→ Problem statement
From the entries below, please gather each line containing the string "Sportu".

Begin Extracted entries

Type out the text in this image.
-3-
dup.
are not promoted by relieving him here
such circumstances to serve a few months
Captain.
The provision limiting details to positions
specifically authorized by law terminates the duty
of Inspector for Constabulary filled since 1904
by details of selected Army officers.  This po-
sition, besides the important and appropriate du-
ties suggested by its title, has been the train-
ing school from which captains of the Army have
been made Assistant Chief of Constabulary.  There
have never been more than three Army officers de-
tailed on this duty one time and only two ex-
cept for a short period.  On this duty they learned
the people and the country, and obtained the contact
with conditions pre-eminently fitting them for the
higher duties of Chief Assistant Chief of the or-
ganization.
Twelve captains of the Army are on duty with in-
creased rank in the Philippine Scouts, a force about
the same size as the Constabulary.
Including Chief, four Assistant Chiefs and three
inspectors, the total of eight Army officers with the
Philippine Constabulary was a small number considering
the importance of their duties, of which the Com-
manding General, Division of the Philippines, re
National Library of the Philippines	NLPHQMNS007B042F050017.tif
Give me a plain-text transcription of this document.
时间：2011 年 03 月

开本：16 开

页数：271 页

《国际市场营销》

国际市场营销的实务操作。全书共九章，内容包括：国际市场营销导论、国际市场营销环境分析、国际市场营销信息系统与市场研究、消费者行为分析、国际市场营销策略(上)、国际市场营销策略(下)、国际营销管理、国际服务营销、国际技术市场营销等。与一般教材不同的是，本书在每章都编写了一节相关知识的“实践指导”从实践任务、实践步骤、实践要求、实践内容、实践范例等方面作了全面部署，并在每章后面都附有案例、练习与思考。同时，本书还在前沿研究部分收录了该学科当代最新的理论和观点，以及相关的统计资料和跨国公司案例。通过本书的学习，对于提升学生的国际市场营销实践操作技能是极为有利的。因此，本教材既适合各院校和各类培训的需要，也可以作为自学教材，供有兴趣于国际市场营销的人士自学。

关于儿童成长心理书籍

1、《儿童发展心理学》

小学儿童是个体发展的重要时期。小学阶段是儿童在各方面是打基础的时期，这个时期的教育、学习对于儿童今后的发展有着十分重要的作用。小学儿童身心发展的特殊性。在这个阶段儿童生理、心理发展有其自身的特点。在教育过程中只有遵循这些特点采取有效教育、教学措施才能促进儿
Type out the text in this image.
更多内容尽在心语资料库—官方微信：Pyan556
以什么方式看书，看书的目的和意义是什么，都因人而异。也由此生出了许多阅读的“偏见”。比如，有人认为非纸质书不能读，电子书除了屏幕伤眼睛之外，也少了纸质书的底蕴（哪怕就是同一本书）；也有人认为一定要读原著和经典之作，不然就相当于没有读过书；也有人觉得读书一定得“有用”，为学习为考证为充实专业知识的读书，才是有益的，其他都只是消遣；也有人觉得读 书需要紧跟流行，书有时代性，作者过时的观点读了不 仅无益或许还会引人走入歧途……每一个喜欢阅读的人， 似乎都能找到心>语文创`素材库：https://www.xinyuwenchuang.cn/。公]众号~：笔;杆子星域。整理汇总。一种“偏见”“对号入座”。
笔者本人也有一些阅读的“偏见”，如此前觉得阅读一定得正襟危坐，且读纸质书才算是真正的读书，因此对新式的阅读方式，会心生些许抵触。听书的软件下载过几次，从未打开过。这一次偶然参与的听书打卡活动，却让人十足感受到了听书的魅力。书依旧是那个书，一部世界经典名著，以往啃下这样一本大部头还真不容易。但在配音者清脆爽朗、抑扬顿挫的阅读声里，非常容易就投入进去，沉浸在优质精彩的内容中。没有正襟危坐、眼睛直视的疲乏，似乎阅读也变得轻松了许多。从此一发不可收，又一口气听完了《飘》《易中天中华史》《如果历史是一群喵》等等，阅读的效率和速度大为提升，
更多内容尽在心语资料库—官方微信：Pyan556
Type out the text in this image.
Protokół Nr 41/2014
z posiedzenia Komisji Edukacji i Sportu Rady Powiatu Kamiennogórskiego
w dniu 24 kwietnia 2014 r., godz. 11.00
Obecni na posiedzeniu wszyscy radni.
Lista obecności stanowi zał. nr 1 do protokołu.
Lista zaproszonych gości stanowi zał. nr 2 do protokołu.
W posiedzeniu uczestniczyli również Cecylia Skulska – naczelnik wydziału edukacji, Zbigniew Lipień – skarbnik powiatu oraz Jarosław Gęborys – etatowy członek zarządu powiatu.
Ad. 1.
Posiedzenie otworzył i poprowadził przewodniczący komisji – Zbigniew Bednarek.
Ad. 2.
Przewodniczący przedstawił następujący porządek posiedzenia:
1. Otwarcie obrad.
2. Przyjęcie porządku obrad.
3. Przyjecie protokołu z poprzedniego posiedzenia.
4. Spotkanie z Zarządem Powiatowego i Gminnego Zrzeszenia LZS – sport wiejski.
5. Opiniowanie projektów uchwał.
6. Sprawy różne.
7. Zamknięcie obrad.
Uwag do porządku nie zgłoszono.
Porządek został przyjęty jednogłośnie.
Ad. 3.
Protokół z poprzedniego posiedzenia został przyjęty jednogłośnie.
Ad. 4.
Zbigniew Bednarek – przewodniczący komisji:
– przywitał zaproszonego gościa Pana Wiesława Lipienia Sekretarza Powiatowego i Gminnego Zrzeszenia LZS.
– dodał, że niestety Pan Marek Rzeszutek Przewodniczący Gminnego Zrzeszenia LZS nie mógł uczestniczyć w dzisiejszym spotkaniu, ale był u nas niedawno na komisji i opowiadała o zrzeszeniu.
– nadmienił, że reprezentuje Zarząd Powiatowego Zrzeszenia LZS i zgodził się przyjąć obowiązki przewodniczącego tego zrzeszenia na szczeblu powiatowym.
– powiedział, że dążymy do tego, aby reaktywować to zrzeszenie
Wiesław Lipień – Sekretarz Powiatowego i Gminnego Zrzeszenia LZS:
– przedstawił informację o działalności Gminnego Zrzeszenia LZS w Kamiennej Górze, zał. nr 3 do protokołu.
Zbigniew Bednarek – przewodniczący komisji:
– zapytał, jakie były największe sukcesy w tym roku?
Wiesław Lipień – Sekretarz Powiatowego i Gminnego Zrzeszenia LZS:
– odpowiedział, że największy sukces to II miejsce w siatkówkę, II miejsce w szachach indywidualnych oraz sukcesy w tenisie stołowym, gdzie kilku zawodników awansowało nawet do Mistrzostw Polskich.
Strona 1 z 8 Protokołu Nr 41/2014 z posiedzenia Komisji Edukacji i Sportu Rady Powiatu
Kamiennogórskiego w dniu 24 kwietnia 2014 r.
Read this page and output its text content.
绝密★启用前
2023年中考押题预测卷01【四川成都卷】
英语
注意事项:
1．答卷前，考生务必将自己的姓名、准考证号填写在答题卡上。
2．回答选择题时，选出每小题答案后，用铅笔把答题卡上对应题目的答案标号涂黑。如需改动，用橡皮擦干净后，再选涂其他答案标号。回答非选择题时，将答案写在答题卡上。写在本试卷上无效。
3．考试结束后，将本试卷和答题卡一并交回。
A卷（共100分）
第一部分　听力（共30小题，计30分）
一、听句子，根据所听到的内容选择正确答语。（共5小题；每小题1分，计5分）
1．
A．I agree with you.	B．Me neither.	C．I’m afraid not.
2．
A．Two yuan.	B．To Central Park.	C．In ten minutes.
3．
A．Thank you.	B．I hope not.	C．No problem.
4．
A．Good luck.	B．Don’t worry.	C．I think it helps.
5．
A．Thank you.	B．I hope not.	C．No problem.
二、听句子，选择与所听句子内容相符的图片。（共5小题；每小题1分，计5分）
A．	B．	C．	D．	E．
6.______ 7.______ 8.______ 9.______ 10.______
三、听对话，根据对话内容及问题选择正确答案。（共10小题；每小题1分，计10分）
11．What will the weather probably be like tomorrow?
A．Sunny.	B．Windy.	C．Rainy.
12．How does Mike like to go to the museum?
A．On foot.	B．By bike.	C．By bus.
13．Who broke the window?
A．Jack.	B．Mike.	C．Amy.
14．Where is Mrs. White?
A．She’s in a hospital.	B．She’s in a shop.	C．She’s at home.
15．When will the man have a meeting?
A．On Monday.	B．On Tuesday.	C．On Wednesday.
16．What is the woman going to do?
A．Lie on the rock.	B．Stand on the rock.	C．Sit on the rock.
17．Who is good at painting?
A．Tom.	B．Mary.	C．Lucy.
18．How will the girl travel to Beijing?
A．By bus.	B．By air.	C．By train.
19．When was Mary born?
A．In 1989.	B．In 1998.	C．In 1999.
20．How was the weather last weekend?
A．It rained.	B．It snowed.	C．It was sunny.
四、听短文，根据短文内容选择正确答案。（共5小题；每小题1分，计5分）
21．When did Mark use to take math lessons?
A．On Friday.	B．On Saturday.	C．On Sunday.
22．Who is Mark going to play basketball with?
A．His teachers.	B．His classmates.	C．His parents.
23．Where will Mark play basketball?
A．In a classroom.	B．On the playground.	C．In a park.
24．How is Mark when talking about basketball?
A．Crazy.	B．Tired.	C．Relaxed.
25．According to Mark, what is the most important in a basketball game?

End Extracted entries

→ Solved exercise
z posiedzenia Komisji Edukacji i Sportu Rady Powiatu Kamiennogórskiego
Strona 1 z 8 Protokołu Nr 41/2014 z posiedzenia Komisji Edukacji i Sportu Rady Powiatu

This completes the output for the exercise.